(Collected data entries)

┄┄┄┄┄┄

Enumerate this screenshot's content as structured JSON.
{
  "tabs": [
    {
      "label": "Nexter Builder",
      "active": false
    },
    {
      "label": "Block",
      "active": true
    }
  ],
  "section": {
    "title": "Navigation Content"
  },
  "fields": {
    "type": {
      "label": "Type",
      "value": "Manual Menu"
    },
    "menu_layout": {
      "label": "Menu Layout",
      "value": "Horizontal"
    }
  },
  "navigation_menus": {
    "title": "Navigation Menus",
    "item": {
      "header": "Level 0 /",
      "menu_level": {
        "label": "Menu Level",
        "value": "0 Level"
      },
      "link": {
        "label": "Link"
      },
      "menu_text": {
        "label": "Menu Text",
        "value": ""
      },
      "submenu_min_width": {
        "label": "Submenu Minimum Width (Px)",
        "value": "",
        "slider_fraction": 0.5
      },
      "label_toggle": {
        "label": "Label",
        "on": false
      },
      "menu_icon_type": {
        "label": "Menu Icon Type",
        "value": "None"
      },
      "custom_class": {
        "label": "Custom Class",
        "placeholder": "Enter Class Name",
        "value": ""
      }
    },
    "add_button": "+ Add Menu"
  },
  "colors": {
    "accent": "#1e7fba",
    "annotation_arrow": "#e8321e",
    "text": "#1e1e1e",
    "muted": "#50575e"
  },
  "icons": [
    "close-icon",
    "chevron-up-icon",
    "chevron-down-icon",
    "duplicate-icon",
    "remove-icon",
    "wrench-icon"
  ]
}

┄┄┄┄┄┄

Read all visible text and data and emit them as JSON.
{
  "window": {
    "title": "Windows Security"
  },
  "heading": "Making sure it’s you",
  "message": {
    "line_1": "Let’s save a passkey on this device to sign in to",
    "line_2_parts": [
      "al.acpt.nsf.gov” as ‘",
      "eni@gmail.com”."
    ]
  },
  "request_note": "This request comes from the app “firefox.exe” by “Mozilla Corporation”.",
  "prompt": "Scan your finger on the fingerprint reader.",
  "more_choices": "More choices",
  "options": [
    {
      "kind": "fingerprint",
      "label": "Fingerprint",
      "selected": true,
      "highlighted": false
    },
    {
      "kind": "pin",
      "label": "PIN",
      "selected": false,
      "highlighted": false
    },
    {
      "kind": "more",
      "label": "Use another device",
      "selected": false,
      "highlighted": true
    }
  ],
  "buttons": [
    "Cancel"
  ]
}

┄┄┄┄┄┄

Only lines that contain the word "value" are wanted; copy each of them.

#### ANSWER:
      "value": "Manual Menu"
      "value": "Horizontal"
        "value": "0 Level"
        "value": ""
        "value": "",
        "value": "None"
        "value": ""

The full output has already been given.